- Exercise: In every line of the records below, substitute "date-heading" for "date-label" and leave everything else as it is.

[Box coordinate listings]
>>

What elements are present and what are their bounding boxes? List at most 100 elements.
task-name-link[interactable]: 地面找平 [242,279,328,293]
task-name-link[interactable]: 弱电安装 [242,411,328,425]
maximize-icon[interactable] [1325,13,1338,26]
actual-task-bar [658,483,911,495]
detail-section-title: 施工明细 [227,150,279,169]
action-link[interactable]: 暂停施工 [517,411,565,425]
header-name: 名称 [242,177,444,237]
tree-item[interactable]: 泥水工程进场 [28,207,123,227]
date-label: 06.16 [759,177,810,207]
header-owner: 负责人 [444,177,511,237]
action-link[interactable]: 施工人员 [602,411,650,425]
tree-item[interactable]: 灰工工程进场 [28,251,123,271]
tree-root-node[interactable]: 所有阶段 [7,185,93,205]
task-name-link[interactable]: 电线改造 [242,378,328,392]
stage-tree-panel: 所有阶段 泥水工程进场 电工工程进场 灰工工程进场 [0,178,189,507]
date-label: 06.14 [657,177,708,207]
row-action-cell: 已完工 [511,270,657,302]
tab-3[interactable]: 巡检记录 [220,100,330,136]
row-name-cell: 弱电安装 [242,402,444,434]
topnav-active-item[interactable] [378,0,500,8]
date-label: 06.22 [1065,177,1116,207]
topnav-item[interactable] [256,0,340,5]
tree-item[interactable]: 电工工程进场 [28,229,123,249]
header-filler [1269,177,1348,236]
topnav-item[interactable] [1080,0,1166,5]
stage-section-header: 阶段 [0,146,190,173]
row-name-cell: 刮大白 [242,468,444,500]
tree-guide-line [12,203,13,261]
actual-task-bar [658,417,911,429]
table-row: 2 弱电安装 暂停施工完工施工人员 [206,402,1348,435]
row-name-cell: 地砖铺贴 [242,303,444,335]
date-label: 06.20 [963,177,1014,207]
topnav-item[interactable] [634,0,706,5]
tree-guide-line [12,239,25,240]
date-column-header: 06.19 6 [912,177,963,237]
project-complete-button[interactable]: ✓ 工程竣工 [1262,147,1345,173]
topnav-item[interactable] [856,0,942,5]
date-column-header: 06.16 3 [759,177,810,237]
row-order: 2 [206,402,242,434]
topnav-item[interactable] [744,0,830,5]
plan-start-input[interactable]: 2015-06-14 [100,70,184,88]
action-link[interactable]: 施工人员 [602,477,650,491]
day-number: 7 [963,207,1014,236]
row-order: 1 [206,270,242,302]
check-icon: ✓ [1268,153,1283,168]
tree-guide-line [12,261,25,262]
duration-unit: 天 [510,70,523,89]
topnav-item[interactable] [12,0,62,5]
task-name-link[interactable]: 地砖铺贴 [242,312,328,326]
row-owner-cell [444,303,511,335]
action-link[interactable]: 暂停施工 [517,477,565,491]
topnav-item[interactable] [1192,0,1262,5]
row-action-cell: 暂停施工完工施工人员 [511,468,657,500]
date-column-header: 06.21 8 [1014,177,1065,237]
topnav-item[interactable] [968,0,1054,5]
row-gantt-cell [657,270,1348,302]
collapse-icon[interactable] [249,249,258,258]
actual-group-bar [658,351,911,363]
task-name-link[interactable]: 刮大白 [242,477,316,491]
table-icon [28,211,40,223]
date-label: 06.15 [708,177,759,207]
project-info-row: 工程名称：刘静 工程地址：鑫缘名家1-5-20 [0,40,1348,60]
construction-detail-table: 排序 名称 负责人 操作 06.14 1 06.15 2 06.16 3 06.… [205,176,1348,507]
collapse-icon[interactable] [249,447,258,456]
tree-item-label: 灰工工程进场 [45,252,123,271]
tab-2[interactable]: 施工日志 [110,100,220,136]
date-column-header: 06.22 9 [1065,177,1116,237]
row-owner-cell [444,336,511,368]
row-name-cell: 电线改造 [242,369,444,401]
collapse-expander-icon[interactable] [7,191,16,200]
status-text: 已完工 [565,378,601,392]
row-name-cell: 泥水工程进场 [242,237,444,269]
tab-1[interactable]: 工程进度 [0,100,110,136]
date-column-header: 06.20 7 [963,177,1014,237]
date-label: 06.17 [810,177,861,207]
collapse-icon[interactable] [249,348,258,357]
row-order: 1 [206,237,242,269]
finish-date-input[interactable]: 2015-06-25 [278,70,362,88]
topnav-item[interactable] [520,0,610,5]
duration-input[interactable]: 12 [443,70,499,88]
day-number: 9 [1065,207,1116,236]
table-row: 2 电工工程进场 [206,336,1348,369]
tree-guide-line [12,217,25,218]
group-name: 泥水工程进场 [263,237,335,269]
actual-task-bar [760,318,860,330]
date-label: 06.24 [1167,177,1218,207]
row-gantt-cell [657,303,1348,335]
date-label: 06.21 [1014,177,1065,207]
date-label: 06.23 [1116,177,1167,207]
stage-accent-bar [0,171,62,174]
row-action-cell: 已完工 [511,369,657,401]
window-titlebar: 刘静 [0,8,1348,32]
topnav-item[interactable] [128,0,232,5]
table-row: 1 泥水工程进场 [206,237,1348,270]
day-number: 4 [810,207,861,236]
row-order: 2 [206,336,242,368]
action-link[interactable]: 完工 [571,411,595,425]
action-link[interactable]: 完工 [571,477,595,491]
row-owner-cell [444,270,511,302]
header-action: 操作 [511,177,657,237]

<<

- Result:
What elements are present and what are their bounding boxes? List at most 100 elements.
task-name-link[interactable]: 地面找平 [242,279,328,293]
task-name-link[interactable]: 弱电安装 [242,411,328,425]
maximize-icon[interactable] [1325,13,1338,26]
actual-task-bar [658,483,911,495]
detail-section-title: 施工明细 [227,150,279,169]
action-link[interactable]: 暂停施工 [517,411,565,425]
header-name: 名称 [242,177,444,237]
tree-item[interactable]: 泥水工程进场 [28,207,123,227]
date-heading: 06.16 [759,177,810,207]
header-owner: 负责人 [444,177,511,237]
action-link[interactable]: 施工人员 [602,411,650,425]
tree-item[interactable]: 灰工工程进场 [28,251,123,271]
tree-root-node[interactable]: 所有阶段 [7,185,93,205]
task-name-link[interactable]: 电线改造 [242,378,328,392]
stage-tree-panel: 所有阶段 泥水工程进场 电工工程进场 灰工工程进场 [0,178,189,507]
date-heading: 06.14 [657,177,708,207]
row-action-cell: 已完工 [511,270,657,302]
tab-3[interactable]: 巡检记录 [220,100,330,136]
row-name-cell: 弱电安装 [242,402,444,434]
topnav-active-item[interactable] [378,0,500,8]
date-heading: 06.22 [1065,177,1116,207]
topnav-item[interactable] [256,0,340,5]
tree-item[interactable]: 电工工程进场 [28,229,123,249]
header-filler [1269,177,1348,236]
topnav-item[interactable] [1080,0,1166,5]
stage-section-header: 阶段 [0,146,190,173]
row-name-cell: 刮大白 [242,468,444,500]
tree-guide-line [12,203,13,261]
actual-task-bar [658,417,911,429]
table-row: 2 弱电安装 暂停施工完工施工人员 [206,402,1348,435]
row-name-cell: 地砖铺贴 [242,303,444,335]
date-heading: 06.20 [963,177,1014,207]
topnav-item[interactable] [634,0,706,5]
tree-guide-line [12,239,25,240]
date-column-header: 06.19 6 [912,177,963,237]
project-complete-button[interactable]: ✓ 工程竣工 [1262,147,1345,173]
topnav-item[interactable] [856,0,942,5]
date-column-header: 06.16 3 [759,177,810,237]
row-order: 2 [206,402,242,434]
topnav-item[interactable] [744,0,830,5]
plan-start-input[interactable]: 2015-06-14 [100,70,184,88]
action-link[interactable]: 施工人员 [602,477,650,491]
day-number: 7 [963,207,1014,236]
row-order: 1 [206,270,242,302]
check-icon: ✓ [1268,153,1283,168]
tree-guide-line [12,261,25,262]
duration-unit: 天 [510,70,523,89]
topnav-item[interactable] [12,0,62,5]
task-name-link[interactable]: 地砖铺贴 [242,312,328,326]
row-owner-cell [444,303,511,335]
action-link[interactable]: 暂停施工 [517,477,565,491]
topnav-item[interactable] [1192,0,1262,5]
row-action-cell: 暂停施工完工施工人员 [511,468,657,500]
date-column-header: 06.21 8 [1014,177,1065,237]
topnav-item[interactable] [968,0,1054,5]
row-gantt-cell [657,270,1348,302]
collapse-icon[interactable] [249,249,258,258]
actual-group-bar [658,351,911,363]
task-name-link[interactable]: 刮大白 [242,477,316,491]
table-icon [28,211,40,223]
date-heading: 06.15 [708,177,759,207]
project-info-row: 工程名称：刘静 工程地址：鑫缘名家1-5-20 [0,40,1348,60]
construction-detail-table: 排序 名称 负责人 操作 06.14 1 06.15 2 06.16 3 06.… [205,176,1348,507]
collapse-icon[interactable] [249,447,258,456]
tree-item-label: 灰工工程进场 [45,252,123,271]
tab-2[interactable]: 施工日志 [110,100,220,136]
date-column-header: 06.22 9 [1065,177,1116,237]
row-owner-cell [444,336,511,368]
row-name-cell: 电线改造 [242,369,444,401]
collapse-expander-icon[interactable] [7,191,16,200]
status-text: 已完工 [565,378,601,392]
row-name-cell: 泥水工程进场 [242,237,444,269]
tab-1[interactable]: 工程进度 [0,100,110,136]
date-column-header: 06.20 7 [963,177,1014,237]
date-heading: 06.17 [810,177,861,207]
collapse-icon[interactable] [249,348,258,357]
row-order: 1 [206,237,242,269]
finish-date-input[interactable]: 2015-06-25 [278,70,362,88]
topnav-item[interactable] [520,0,610,5]
duration-input[interactable]: 12 [443,70,499,88]
day-number: 9 [1065,207,1116,236]
table-row: 2 电工工程进场 [206,336,1348,369]
tree-guide-line [12,217,25,218]
group-name: 泥水工程进场 [263,237,335,269]
actual-task-bar [760,318,860,330]
date-heading: 06.24 [1167,177,1218,207]
row-gantt-cell [657,303,1348,335]
date-heading: 06.21 [1014,177,1065,207]
date-heading: 06.23 [1116,177,1167,207]
stage-accent-bar [0,171,62,174]
row-action-cell: 已完工 [511,369,657,401]
window-titlebar: 刘静 [0,8,1348,32]
topnav-item[interactable] [128,0,232,5]
table-row: 1 泥水工程进场 [206,237,1348,270]
day-number: 4 [810,207,861,236]
row-order: 2 [206,336,242,368]
action-link[interactable]: 完工 [571,411,595,425]
action-link[interactable]: 完工 [571,477,595,491]
row-owner-cell [444,270,511,302]
header-action: 操作 [511,177,657,237]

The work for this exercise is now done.